Input -

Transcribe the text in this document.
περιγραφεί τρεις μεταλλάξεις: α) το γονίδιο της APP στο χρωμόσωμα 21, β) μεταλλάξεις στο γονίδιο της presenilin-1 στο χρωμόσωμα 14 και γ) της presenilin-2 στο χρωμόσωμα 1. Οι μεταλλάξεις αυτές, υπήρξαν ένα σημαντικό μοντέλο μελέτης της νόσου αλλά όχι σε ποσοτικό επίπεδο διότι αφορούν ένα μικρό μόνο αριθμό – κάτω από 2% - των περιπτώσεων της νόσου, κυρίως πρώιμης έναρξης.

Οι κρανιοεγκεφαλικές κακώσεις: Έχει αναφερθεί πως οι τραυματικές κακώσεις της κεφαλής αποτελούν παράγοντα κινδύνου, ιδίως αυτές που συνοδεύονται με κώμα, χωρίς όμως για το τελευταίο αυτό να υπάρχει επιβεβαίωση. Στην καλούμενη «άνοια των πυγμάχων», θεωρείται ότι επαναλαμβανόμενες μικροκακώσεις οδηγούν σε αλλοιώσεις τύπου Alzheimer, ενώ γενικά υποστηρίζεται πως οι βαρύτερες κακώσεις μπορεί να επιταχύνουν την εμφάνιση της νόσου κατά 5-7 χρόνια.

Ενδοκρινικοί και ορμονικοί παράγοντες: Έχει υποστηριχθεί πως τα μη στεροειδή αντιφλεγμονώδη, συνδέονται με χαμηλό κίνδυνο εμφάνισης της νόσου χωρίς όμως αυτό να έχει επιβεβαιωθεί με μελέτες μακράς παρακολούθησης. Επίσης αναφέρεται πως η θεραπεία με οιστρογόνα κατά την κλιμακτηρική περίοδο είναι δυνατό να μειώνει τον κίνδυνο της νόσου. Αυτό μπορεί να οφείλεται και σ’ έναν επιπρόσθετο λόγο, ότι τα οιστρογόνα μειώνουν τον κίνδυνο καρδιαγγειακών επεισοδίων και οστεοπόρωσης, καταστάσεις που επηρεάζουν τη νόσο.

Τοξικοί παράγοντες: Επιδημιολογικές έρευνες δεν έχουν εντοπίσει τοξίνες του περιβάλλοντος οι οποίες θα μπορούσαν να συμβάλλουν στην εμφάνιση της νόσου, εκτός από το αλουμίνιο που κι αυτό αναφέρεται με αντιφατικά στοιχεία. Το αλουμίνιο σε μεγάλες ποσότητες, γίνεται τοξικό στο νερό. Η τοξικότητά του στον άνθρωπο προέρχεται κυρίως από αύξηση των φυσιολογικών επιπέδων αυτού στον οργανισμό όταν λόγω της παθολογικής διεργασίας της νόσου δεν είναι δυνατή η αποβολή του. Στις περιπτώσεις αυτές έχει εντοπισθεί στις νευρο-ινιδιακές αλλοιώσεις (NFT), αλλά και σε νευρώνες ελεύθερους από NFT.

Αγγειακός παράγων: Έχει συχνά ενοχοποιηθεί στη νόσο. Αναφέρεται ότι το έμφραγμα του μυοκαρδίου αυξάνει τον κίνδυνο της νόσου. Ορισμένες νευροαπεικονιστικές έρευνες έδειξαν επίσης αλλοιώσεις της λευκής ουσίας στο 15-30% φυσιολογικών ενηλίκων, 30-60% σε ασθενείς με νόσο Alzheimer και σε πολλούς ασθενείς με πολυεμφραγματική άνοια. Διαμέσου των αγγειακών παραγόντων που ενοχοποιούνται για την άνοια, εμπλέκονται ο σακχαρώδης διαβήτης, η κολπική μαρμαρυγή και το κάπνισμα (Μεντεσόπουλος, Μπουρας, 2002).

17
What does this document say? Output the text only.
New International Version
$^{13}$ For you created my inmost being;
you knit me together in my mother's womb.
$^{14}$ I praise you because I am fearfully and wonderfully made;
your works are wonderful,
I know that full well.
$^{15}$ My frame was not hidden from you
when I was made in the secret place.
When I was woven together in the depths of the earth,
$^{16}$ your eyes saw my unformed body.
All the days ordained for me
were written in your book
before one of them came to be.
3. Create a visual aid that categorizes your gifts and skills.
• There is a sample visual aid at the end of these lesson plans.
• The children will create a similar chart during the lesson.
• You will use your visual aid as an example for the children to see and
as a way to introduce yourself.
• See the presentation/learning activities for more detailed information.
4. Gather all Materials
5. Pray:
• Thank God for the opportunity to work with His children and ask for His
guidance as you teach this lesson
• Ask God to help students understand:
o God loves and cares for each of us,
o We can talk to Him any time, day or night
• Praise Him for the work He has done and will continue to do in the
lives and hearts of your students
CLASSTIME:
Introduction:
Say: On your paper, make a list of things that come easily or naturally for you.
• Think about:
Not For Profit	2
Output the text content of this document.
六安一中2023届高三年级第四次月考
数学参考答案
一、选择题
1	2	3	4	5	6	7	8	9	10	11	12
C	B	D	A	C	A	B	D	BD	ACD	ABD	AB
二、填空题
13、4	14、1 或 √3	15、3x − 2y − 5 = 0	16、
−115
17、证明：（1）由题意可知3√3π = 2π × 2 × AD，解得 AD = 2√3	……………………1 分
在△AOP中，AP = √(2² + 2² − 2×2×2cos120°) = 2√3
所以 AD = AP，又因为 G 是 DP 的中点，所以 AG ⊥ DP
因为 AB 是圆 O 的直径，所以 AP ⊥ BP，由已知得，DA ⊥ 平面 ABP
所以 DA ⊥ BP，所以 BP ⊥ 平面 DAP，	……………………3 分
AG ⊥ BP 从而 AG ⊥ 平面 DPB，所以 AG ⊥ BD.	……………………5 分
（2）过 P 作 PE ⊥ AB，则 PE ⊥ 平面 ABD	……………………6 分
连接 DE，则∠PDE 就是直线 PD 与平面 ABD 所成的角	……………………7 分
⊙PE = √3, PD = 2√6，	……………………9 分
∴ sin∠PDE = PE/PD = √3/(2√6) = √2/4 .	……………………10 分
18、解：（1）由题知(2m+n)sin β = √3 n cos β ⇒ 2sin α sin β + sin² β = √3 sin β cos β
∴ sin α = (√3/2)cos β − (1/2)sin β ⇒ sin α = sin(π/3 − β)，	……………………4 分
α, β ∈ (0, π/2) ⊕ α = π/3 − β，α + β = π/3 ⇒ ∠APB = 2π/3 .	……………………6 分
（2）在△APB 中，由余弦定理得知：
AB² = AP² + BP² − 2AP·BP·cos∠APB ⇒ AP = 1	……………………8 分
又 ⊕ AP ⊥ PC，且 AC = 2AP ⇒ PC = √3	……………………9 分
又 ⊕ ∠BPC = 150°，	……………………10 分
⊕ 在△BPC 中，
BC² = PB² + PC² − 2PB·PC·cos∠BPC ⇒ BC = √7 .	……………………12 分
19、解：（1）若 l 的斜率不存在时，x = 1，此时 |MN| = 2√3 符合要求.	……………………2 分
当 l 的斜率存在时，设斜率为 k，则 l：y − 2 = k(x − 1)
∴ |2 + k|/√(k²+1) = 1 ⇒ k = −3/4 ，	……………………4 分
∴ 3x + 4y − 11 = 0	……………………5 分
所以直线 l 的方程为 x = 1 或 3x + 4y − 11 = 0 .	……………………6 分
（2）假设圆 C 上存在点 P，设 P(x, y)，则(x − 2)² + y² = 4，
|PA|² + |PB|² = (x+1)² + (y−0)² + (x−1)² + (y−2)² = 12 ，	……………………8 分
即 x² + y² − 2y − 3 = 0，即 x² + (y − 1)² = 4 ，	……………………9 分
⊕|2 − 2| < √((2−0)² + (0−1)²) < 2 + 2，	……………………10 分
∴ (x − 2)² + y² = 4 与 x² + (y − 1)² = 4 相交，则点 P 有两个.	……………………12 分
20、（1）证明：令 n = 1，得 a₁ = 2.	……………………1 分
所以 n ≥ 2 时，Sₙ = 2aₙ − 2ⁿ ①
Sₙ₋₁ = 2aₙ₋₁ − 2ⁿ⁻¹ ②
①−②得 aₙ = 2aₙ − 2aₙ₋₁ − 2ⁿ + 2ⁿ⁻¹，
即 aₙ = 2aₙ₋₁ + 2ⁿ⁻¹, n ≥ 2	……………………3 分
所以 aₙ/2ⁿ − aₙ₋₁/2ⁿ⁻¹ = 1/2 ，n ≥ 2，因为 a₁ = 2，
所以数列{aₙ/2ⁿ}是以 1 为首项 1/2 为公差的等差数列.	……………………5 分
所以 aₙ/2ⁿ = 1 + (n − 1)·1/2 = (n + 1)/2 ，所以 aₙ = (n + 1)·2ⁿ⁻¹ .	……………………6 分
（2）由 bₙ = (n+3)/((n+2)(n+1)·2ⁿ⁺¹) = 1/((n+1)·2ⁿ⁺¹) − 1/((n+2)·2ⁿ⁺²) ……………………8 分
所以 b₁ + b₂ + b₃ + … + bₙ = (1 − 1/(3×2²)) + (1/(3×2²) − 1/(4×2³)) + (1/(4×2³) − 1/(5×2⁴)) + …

What needs to be done -
Copy every line of the data that holds the string "text".

Correct output -
Transcribe the text in this document.
What does this document say? Output the text only.
Output the text content of this document.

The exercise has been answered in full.